WHAT IS BEING ASKED: Omit the images, then output each of the records below exactly.

RECORDS FOR THIS TASK:
◆ ◆ ◆ ◆ ◆
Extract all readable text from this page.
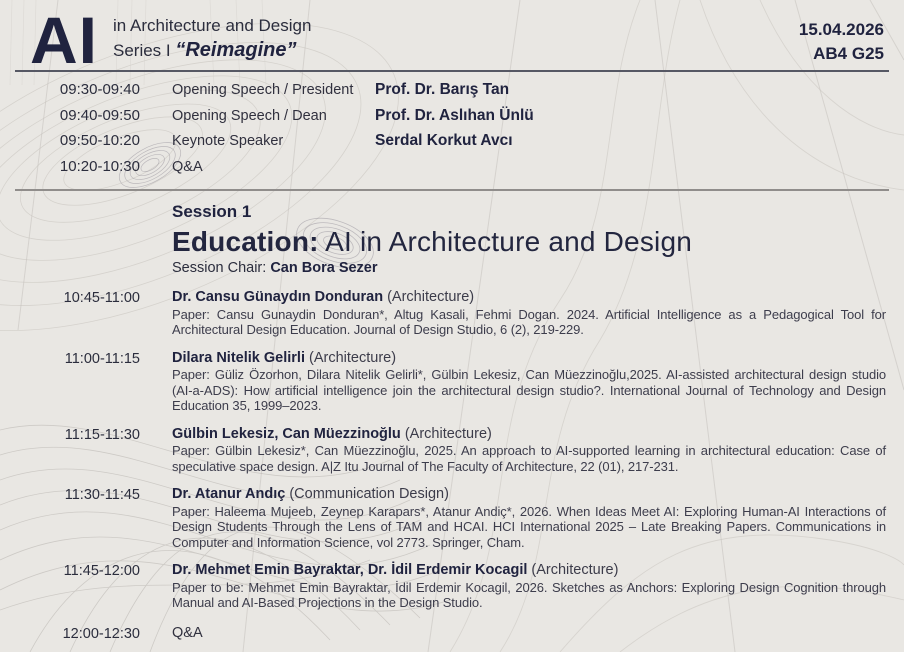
AI in Architecture and Design
Series I “Reimagine”
15.04.2026
AB4 G25
09:30-09:40 Opening Speech / President	Prof. Dr. Barış Tan
09:40-09:50 Opening Speech / Dean	Prof. Dr. Aslıhan Ünlü
09:50-10:20 Keynote Speaker	Serdal Korkut Avcı
10:20-10:30 Q&A
Session 1
Education: AI in Architecture and Design
Session Chair: Can Bora Sezer
10:45-11:00 Dr. Cansu Günaydın Donduran (Architecture)
Paper: Cansu Gunaydin Donduran*, Altug Kasali, Fehmi Dogan. 2024. Artificial Intelligence as a Pedagogical Tool for Architectural Design Education. Journal of Design Studio, 6 (2), 219-229.
11:00-11:15 Dilara Nitelik Gelirli (Architecture)
Paper: Güliz Özorhon, Dilara Nitelik Gelirli*, Gülbin Lekesiz, Can Müezzinoğlu,2025. AI-assisted architectural design studio (AI-a-ADS): How artificial intelligence join the architectural design studio?. International Journal of Technology and Design Education 35, 1999–2023.
11:15-11:30 Gülbin Lekesiz, Can Müezzinoğlu (Architecture)
Paper: Gülbin Lekesiz*, Can Müezzinoğlu, 2025. An approach to AI-supported learning in architectural education: Case of speculative space design. A|Z Itu Journal of The Faculty of Architecture, 22 (01), 217-231.
11:30-11:45 Dr. Atanur Andıç (Communication Design)
Paper: Haleema Mujeeb, Zeynep Karapars*, Atanur Andiç*, 2026. When Ideas Meet AI: Exploring Human-AI Interactions of Design Students Through the Lens of TAM and HCAI. HCI International 2025 – Late Breaking Papers. Communications in Computer and Information Science, vol 2773. Springer, Cham.
11:45-12:00 Dr. Mehmet Emin Bayraktar, Dr. İdil Erdemir Kocagil (Architecture)
Paper to be: Mehmet Emin Bayraktar, İdil Erdemir Kocagil, 2026. Sketches as Anchors: Exploring Design Cognition through Manual and AI-Based Projections in the Design Studio.
12:00-12:30 Q&A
◆ ◆ ◆ ◆ ◆
IN RESPONSE:
Extract all readable text from this page.
AI in Architecture and Design
Series I “Reimagine”
15.04.2026
AB4 G25
09:30-09:40 Opening Speech / President	Prof. Dr. Barış Tan
09:40-09:50 Opening Speech / Dean	Prof. Dr. Aslıhan Ünlü
09:50-10:20 Keynote Speaker	Serdal Korkut Avcı
10:20-10:30 Q&A
Session 1
Education: AI in Architecture and Design
Session Chair: Can Bora Sezer
10:45-11:00 Dr. Cansu Günaydın Donduran (Architecture)
Paper: Cansu Gunaydin Donduran*, Altug Kasali, Fehmi Dogan. 2024. Artificial Intelligence as a Pedagogical Tool for Architectural Design Education. Journal of Design Studio, 6 (2), 219-229.
11:00-11:15 Dilara Nitelik Gelirli (Architecture)
Paper: Güliz Özorhon, Dilara Nitelik Gelirli*, Gülbin Lekesiz, Can Müezzinoğlu,2025. AI-assisted architectural design studio (AI-a-ADS): How artificial intelligence join the architectural design studio?. International Journal of Technology and Design Education 35, 1999–2023.
11:15-11:30 Gülbin Lekesiz, Can Müezzinoğlu (Architecture)
Paper: Gülbin Lekesiz*, Can Müezzinoğlu, 2025. An approach to AI-supported learning in architectural education: Case of speculative space design. A|Z Itu Journal of The Faculty of Architecture, 22 (01), 217-231.
11:30-11:45 Dr. Atanur Andıç (Communication Design)
Paper: Haleema Mujeeb, Zeynep Karapars*, Atanur Andiç*, 2026. When Ideas Meet AI: Exploring Human-AI Interactions of Design Students Through the Lens of TAM and HCAI. HCI International 2025 – Late Breaking Papers. Communications in Computer and Information Science, vol 2773. Springer, Cham.
11:45-12:00 Dr. Mehmet Emin Bayraktar, Dr. İdil Erdemir Kocagil (Architecture)
Paper to be: Mehmet Emin Bayraktar, İdil Erdemir Kocagil, 2026. Sketches as Anchors: Exploring Design Cognition through Manual and AI-Based Projections in the Design Studio.
12:00-12:30 Q&A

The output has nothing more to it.